**DATA LISTING:**

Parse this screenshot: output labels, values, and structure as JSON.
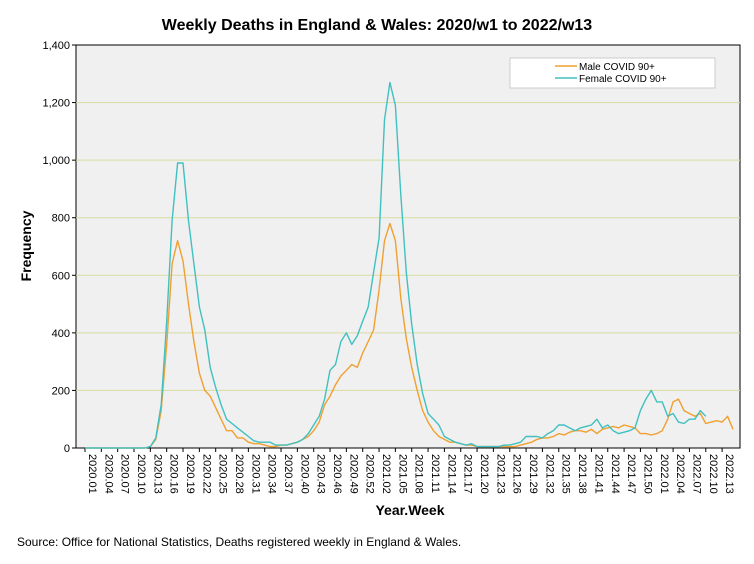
{
  "chart_data": {
    "type": "line",
    "title": "Weekly Deaths in England & Wales: 2020/w1 to 2022/w13",
    "xlabel": "Year.Week",
    "ylabel": "Frequency",
    "ylim": [
      0,
      1400
    ],
    "yticks": [
      0,
      200,
      400,
      600,
      800,
      1000,
      1200,
      1400
    ],
    "ytick_labels": [
      "0",
      "200",
      "400",
      "600",
      "800",
      "1,000",
      "1,200",
      "1,400"
    ],
    "grid": "horizontal",
    "legend_position": "top-right",
    "plot_background": "#f0f0f0",
    "x_tick_labels": [
      "2020.01",
      "2020.04",
      "2020.07",
      "2020.10",
      "2020.13",
      "2020.16",
      "2020.19",
      "2020.22",
      "2020.25",
      "2020.28",
      "2020.31",
      "2020.34",
      "2020.37",
      "2020.40",
      "2020.43",
      "2020.46",
      "2020.49",
      "2020.52",
      "2021.02",
      "2021.05",
      "2021.08",
      "2021.11",
      "2021.14",
      "2021.17",
      "2021.20",
      "2021.23",
      "2021.26",
      "2021.29",
      "2021.32",
      "2021.35",
      "2021.38",
      "2021.41",
      "2021.44",
      "2021.47",
      "2021.50",
      "2022.01",
      "2022.04",
      "2022.07",
      "2022.10",
      "2022.13"
    ],
    "series": [
      {
        "name": "Male COVID 90+",
        "color": "#f0a030",
        "values": [
          0,
          0,
          0,
          0,
          0,
          0,
          0,
          0,
          0,
          0,
          0,
          0,
          5,
          30,
          130,
          360,
          640,
          720,
          650,
          500,
          370,
          260,
          200,
          180,
          140,
          100,
          60,
          60,
          35,
          35,
          20,
          15,
          15,
          10,
          5,
          5,
          10,
          10,
          15,
          20,
          30,
          40,
          60,
          90,
          150,
          180,
          220,
          250,
          270,
          290,
          280,
          330,
          370,
          410,
          550,
          720,
          780,
          720,
          520,
          380,
          280,
          200,
          130,
          90,
          60,
          40,
          30,
          20,
          20,
          15,
          10,
          10,
          5,
          5,
          5,
          5,
          5,
          5,
          5,
          5,
          10,
          15,
          20,
          30,
          35,
          35,
          40,
          50,
          45,
          55,
          60,
          60,
          55,
          65,
          50,
          65,
          70,
          75,
          70,
          80,
          75,
          70,
          50,
          50,
          45,
          50,
          60,
          100,
          160,
          170,
          130,
          120,
          110,
          120,
          85,
          90,
          95,
          90,
          110,
          65
        ],
        "legend": "Male COVID 90+"
      },
      {
        "name": "Female COVID 90+",
        "color": "#40c0c0",
        "values": [
          0,
          0,
          0,
          0,
          0,
          0,
          0,
          0,
          0,
          0,
          0,
          0,
          5,
          35,
          150,
          440,
          790,
          990,
          990,
          790,
          640,
          490,
          410,
          280,
          210,
          150,
          100,
          85,
          70,
          55,
          40,
          25,
          20,
          20,
          20,
          10,
          10,
          10,
          15,
          20,
          30,
          50,
          80,
          110,
          170,
          270,
          290,
          370,
          400,
          360,
          390,
          440,
          490,
          610,
          730,
          1140,
          1270,
          1190,
          880,
          610,
          430,
          290,
          190,
          120,
          100,
          80,
          40,
          30,
          20,
          15,
          10,
          15,
          5,
          5,
          5,
          5,
          5,
          10,
          10,
          15,
          20,
          40,
          40,
          40,
          35,
          50,
          60,
          80,
          80,
          70,
          60,
          70,
          75,
          80,
          100,
          70,
          80,
          60,
          50,
          55,
          60,
          70,
          130,
          170,
          200,
          160,
          160,
          110,
          120,
          90,
          85,
          100,
          100,
          130,
          110
        ],
        "legend": "Female COVID 90+"
      }
    ],
    "source_note": "Source: Office for National Statistics, Deaths registered weekly in England & Wales."
  }
}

**EXERCISE REQUIREMENTS:**
Leave every image out, and retype the material exactly.

**TASK SOLUTION:**
Parse this screenshot: output labels, values, and structure as JSON.
{
  "chart_data": {
    "type": "line",
    "title": "Weekly Deaths in England & Wales: 2020/w1 to 2022/w13",
    "xlabel": "Year.Week",
    "ylabel": "Frequency",
    "ylim": [
      0,
      1400
    ],
    "yticks": [
      0,
      200,
      400,
      600,
      800,
      1000,
      1200,
      1400
    ],
    "ytick_labels": [
      "0",
      "200",
      "400",
      "600",
      "800",
      "1,000",
      "1,200",
      "1,400"
    ],
    "grid": "horizontal",
    "legend_position": "top-right",
    "plot_background": "#f0f0f0",
    "x_tick_labels": [
      "2020.01",
      "2020.04",
      "2020.07",
      "2020.10",
      "2020.13",
      "2020.16",
      "2020.19",
      "2020.22",
      "2020.25",
      "2020.28",
      "2020.31",
      "2020.34",
      "2020.37",
      "2020.40",
      "2020.43",
      "2020.46",
      "2020.49",
      "2020.52",
      "2021.02",
      "2021.05",
      "2021.08",
      "2021.11",
      "2021.14",
      "2021.17",
      "2021.20",
      "2021.23",
      "2021.26",
      "2021.29",
      "2021.32",
      "2021.35",
      "2021.38",
      "2021.41",
      "2021.44",
      "2021.47",
      "2021.50",
      "2022.01",
      "2022.04",
      "2022.07",
      "2022.10",
      "2022.13"
    ],
    "series": [
      {
        "name": "Male COVID 90+",
        "color": "#f0a030",
        "values": [
          0,
          0,
          0,
          0,
          0,
          0,
          0,
          0,
          0,
          0,
          0,
          0,
          5,
          30,
          130,
          360,
          640,
          720,
          650,
          500,
          370,
          260,
          200,
          180,
          140,
          100,
          60,
          60,
          35,
          35,
          20,
          15,
          15,
          10,
          5,
          5,
          10,
          10,
          15,
          20,
          30,
          40,
          60,
          90,
          150,
          180,
          220,
          250,
          270,
          290,
          280,
          330,
          370,
          410,
          550,
          720,
          780,
          720,
          520,
          380,
          280,
          200,
          130,
          90,
          60,
          40,
          30,
          20,
          20,
          15,
          10,
          10,
          5,
          5,
          5,
          5,
          5,
          5,
          5,
          5,
          10,
          15,
          20,
          30,
          35,
          35,
          40,
          50,
          45,
          55,
          60,
          60,
          55,
          65,
          50,
          65,
          70,
          75,
          70,
          80,
          75,
          70,
          50,
          50,
          45,
          50,
          60,
          100,
          160,
          170,
          130,
          120,
          110,
          120,
          85,
          90,
          95,
          90,
          110,
          65
        ],
        "legend": "Male COVID 90+"
      },
      {
        "name": "Female COVID 90+",
        "color": "#40c0c0",
        "values": [
          0,
          0,
          0,
          0,
          0,
          0,
          0,
          0,
          0,
          0,
          0,
          0,
          5,
          35,
          150,
          440,
          790,
          990,
          990,
          790,
          640,
          490,
          410,
          280,
          210,
          150,
          100,
          85,
          70,
          55,
          40,
          25,
          20,
          20,
          20,
          10,
          10,
          10,
          15,
          20,
          30,
          50,
          80,
          110,
          170,
          270,
          290,
          370,
          400,
          360,
          390,
          440,
          490,
          610,
          730,
          1140,
          1270,
          1190,
          880,
          610,
          430,
          290,
          190,
          120,
          100,
          80,
          40,
          30,
          20,
          15,
          10,
          15,
          5,
          5,
          5,
          5,
          5,
          10,
          10,
          15,
          20,
          40,
          40,
          40,
          35,
          50,
          60,
          80,
          80,
          70,
          60,
          70,
          75,
          80,
          100,
          70,
          80,
          60,
          50,
          55,
          60,
          70,
          130,
          170,
          200,
          160,
          160,
          110,
          120,
          90,
          85,
          100,
          100,
          130,
          110
        ],
        "legend": "Female COVID 90+"
      }
    ],
    "source_note": "Source: Office for National Statistics, Deaths registered weekly in England & Wales."
  }
}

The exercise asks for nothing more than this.